-- Requirements --
Each record below should be repeated precisely as written.

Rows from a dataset
# # # #

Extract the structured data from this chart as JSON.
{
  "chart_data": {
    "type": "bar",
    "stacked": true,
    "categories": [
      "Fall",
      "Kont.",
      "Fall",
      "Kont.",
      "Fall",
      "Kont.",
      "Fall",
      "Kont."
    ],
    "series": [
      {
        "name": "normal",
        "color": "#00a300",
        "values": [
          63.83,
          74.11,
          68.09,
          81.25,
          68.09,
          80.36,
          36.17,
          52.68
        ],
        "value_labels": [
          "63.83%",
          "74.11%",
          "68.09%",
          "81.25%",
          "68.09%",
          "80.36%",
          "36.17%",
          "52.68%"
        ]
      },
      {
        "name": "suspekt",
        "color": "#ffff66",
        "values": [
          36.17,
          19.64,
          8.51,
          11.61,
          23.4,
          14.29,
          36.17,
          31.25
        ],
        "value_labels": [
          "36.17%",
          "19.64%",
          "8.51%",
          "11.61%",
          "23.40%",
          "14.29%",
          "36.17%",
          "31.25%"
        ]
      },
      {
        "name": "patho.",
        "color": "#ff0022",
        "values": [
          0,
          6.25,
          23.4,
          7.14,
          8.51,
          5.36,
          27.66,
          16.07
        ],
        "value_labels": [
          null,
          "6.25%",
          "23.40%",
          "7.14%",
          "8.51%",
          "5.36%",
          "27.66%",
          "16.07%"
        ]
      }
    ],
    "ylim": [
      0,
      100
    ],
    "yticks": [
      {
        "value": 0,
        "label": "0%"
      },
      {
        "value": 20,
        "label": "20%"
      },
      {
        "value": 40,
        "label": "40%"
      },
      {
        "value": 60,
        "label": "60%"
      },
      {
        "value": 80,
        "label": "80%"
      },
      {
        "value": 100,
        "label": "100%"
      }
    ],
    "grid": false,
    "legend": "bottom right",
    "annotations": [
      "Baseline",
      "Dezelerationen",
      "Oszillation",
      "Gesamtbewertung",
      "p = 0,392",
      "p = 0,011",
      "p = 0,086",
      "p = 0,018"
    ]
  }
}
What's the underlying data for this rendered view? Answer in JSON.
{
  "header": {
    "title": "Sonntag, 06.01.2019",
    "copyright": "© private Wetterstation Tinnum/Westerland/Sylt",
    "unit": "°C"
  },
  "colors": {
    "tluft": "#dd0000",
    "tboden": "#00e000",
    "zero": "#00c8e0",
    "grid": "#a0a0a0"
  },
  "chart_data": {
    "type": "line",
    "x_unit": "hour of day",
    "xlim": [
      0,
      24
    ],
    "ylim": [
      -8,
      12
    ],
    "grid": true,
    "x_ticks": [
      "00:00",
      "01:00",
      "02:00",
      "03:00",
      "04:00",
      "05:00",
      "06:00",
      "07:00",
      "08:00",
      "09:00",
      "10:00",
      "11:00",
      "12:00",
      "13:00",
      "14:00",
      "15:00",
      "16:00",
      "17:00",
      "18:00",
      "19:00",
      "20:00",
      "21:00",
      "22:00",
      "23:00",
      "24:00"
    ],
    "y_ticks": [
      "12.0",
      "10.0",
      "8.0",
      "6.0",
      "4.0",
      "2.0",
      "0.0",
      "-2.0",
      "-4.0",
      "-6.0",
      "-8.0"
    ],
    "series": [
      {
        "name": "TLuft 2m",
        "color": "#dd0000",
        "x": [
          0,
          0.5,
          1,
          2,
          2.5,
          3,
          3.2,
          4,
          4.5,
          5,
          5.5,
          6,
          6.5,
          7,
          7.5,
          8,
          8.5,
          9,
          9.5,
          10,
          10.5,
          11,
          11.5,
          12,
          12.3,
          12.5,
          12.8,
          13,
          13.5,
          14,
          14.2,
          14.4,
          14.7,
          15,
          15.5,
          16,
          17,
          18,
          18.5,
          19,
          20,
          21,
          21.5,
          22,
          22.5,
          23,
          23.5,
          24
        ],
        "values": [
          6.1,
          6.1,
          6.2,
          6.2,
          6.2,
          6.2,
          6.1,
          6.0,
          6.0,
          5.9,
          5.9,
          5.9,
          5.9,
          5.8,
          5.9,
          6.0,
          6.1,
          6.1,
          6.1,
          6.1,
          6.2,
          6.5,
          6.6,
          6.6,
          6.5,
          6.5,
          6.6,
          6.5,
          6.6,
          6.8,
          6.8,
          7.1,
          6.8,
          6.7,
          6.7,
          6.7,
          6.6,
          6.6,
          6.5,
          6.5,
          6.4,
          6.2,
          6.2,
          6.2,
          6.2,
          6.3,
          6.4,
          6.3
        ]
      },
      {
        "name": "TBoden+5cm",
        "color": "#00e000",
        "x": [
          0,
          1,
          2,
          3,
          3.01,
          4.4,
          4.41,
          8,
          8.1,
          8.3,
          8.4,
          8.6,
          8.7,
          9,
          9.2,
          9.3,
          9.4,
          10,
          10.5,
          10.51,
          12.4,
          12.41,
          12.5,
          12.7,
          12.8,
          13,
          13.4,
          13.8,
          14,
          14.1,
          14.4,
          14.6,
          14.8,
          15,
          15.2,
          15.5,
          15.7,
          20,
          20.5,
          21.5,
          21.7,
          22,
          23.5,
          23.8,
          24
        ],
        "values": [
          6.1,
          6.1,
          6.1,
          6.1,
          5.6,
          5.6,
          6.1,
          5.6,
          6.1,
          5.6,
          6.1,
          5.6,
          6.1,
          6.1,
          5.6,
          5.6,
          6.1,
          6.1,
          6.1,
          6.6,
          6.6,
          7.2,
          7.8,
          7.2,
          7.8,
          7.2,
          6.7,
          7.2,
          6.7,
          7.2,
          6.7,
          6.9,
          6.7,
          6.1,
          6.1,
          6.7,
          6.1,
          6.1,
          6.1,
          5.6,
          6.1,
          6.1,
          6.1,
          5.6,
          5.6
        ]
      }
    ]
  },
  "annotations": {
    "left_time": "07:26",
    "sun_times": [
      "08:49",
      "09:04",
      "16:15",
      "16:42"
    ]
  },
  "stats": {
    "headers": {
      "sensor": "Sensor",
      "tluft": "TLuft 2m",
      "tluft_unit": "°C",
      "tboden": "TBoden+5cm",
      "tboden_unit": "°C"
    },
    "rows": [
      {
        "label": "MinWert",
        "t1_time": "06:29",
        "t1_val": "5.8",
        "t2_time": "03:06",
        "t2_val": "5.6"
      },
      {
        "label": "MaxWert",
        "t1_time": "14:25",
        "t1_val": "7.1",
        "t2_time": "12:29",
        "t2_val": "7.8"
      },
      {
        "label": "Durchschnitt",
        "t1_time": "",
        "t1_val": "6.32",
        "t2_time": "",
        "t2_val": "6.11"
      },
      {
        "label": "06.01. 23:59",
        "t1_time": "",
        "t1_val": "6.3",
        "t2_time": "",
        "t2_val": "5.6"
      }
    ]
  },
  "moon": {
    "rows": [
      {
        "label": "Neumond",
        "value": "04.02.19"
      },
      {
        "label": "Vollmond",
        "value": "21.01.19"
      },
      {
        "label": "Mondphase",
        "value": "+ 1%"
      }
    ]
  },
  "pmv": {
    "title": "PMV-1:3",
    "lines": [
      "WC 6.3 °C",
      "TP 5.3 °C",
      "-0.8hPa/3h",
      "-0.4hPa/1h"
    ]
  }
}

# # # #

-- Answer for this exercise --
Extract the structured data from this chart as JSON.
{
  "chart_data": {
    "type": "bar",
    "stacked": true,
    "categories": [
      "Fall",
      "Kont.",
      "Fall",
      "Kont.",
      "Fall",
      "Kont.",
      "Fall",
      "Kont."
    ],
    "series": [
      {
        "name": "normal",
        "color": "#00a300",
        "values": [
          63.83,
          74.11,
          68.09,
          81.25,
          68.09,
          80.36,
          36.17,
          52.68
        ],
        "value_labels": [
          "63.83%",
          "74.11%",
          "68.09%",
          "81.25%",
          "68.09%",
          "80.36%",
          "36.17%",
          "52.68%"
        ]
      },
      {
        "name": "suspekt",
        "color": "#ffff66",
        "values": [
          36.17,
          19.64,
          8.51,
          11.61,
          23.4,
          14.29,
          36.17,
          31.25
        ],
        "value_labels": [
          "36.17%",
          "19.64%",
          "8.51%",
          "11.61%",
          "23.40%",
          "14.29%",
          "36.17%",
          "31.25%"
        ]
      },
      {
        "name": "patho.",
        "color": "#ff0022",
        "values": [
          0,
          6.25,
          23.4,
          7.14,
          8.51,
          5.36,
          27.66,
          16.07
        ],
        "value_labels": [
          null,
          "6.25%",
          "23.40%",
          "7.14%",
          "8.51%",
          "5.36%",
          "27.66%",
          "16.07%"
        ]
      }
    ],
    "ylim": [
      0,
      100
    ],
    "yticks": [
      {
        "value": 0,
        "label": "0%"
      },
      {
        "value": 20,
        "label": "20%"
      },
      {
        "value": 40,
        "label": "40%"
      },
      {
        "value": 60,
        "label": "60%"
      },
      {
        "value": 80,
        "label": "80%"
      },
      {
        "value": 100,
        "label": "100%"
      }
    ],
    "grid": false,
    "legend": "bottom right",
    "annotations": [
      "Baseline",
      "Dezelerationen",
      "Oszillation",
      "Gesamtbewertung",
      "p = 0,392",
      "p = 0,011",
      "p = 0,086",
      "p = 0,018"
    ]
  }
}
What's the underlying data for this rendered view? Answer in JSON.
{
  "header": {
    "title": "Sonntag, 06.01.2019",
    "copyright": "© private Wetterstation Tinnum/Westerland/Sylt",
    "unit": "°C"
  },
  "colors": {
    "tluft": "#dd0000",
    "tboden": "#00e000",
    "zero": "#00c8e0",
    "grid": "#a0a0a0"
  },
  "chart_data": {
    "type": "line",
    "x_unit": "hour of day",
    "xlim": [
      0,
      24
    ],
    "ylim": [
      -8,
      12
    ],
    "grid": true,
    "x_ticks": [
      "00:00",
      "01:00",
      "02:00",
      "03:00",
      "04:00",
      "05:00",
      "06:00",
      "07:00",
      "08:00",
      "09:00",
      "10:00",
      "11:00",
      "12:00",
      "13:00",
      "14:00",
      "15:00",
      "16:00",
      "17:00",
      "18:00",
      "19:00",
      "20:00",
      "21:00",
      "22:00",
      "23:00",
      "24:00"
    ],
    "y_ticks": [
      "12.0",
      "10.0",
      "8.0",
      "6.0",
      "4.0",
      "2.0",
      "0.0",
      "-2.0",
      "-4.0",
      "-6.0",
      "-8.0"
    ],
    "series": [
      {
        "name": "TLuft 2m",
        "color": "#dd0000",
        "x": [
          0,
          0.5,
          1,
          2,
          2.5,
          3,
          3.2,
          4,
          4.5,
          5,
          5.5,
          6,
          6.5,
          7,
          7.5,
          8,
          8.5,
          9,
          9.5,
          10,
          10.5,
          11,
          11.5,
          12,
          12.3,
          12.5,
          12.8,
          13,
          13.5,
          14,
          14.2,
          14.4,
          14.7,
          15,
          15.5,
          16,
          17,
          18,
          18.5,
          19,
          20,
          21,
          21.5,
          22,
          22.5,
          23,
          23.5,
          24
        ],
        "values": [
          6.1,
          6.1,
          6.2,
          6.2,
          6.2,
          6.2,
          6.1,
          6.0,
          6.0,
          5.9,
          5.9,
          5.9,
          5.9,
          5.8,
          5.9,
          6.0,
          6.1,
          6.1,
          6.1,
          6.1,
          6.2,
          6.5,
          6.6,
          6.6,
          6.5,
          6.5,
          6.6,
          6.5,
          6.6,
          6.8,
          6.8,
          7.1,
          6.8,
          6.7,
          6.7,
          6.7,
          6.6,
          6.6,
          6.5,
          6.5,
          6.4,
          6.2,
          6.2,
          6.2,
          6.2,
          6.3,
          6.4,
          6.3
        ]
      },
      {
        "name": "TBoden+5cm",
        "color": "#00e000",
        "x": [
          0,
          1,
          2,
          3,
          3.01,
          4.4,
          4.41,
          8,
          8.1,
          8.3,
          8.4,
          8.6,
          8.7,
          9,
          9.2,
          9.3,
          9.4,
          10,
          10.5,
          10.51,
          12.4,
          12.41,
          12.5,
          12.7,
          12.8,
          13,
          13.4,
          13.8,
          14,
          14.1,
          14.4,
          14.6,
          14.8,
          15,
          15.2,
          15.5,
          15.7,
          20,
          20.5,
          21.5,
          21.7,
          22,
          23.5,
          23.8,
          24
        ],
        "values": [
          6.1,
          6.1,
          6.1,
          6.1,
          5.6,
          5.6,
          6.1,
          5.6,
          6.1,
          5.6,
          6.1,
          5.6,
          6.1,
          6.1,
          5.6,
          5.6,
          6.1,
          6.1,
          6.1,
          6.6,
          6.6,
          7.2,
          7.8,
          7.2,
          7.8,
          7.2,
          6.7,
          7.2,
          6.7,
          7.2,
          6.7,
          6.9,
          6.7,
          6.1,
          6.1,
          6.7,
          6.1,
          6.1,
          6.1,
          5.6,
          6.1,
          6.1,
          6.1,
          5.6,
          5.6
        ]
      }
    ]
  },
  "annotations": {
    "left_time": "07:26",
    "sun_times": [
      "08:49",
      "09:04",
      "16:15",
      "16:42"
    ]
  },
  "stats": {
    "headers": {
      "sensor": "Sensor",
      "tluft": "TLuft 2m",
      "tluft_unit": "°C",
      "tboden": "TBoden+5cm",
      "tboden_unit": "°C"
    },
    "rows": [
      {
        "label": "MinWert",
        "t1_time": "06:29",
        "t1_val": "5.8",
        "t2_time": "03:06",
        "t2_val": "5.6"
      },
      {
        "label": "MaxWert",
        "t1_time": "14:25",
        "t1_val": "7.1",
        "t2_time": "12:29",
        "t2_val": "7.8"
      },
      {
        "label": "Durchschnitt",
        "t1_time": "",
        "t1_val": "6.32",
        "t2_time": "",
        "t2_val": "6.11"
      },
      {
        "label": "06.01. 23:59",
        "t1_time": "",
        "t1_val": "6.3",
        "t2_time": "",
        "t2_val": "5.6"
      }
    ]
  },
  "moon": {
    "rows": [
      {
        "label": "Neumond",
        "value": "04.02.19"
      },
      {
        "label": "Vollmond",
        "value": "21.01.19"
      },
      {
        "label": "Mondphase",
        "value": "+ 1%"
      }
    ]
  },
  "pmv": {
    "title": "PMV-1:3",
    "lines": [
      "WC 6.3 °C",
      "TP 5.3 °C",
      "-0.8hPa/3h",
      "-0.4hPa/1h"
    ]
  }
}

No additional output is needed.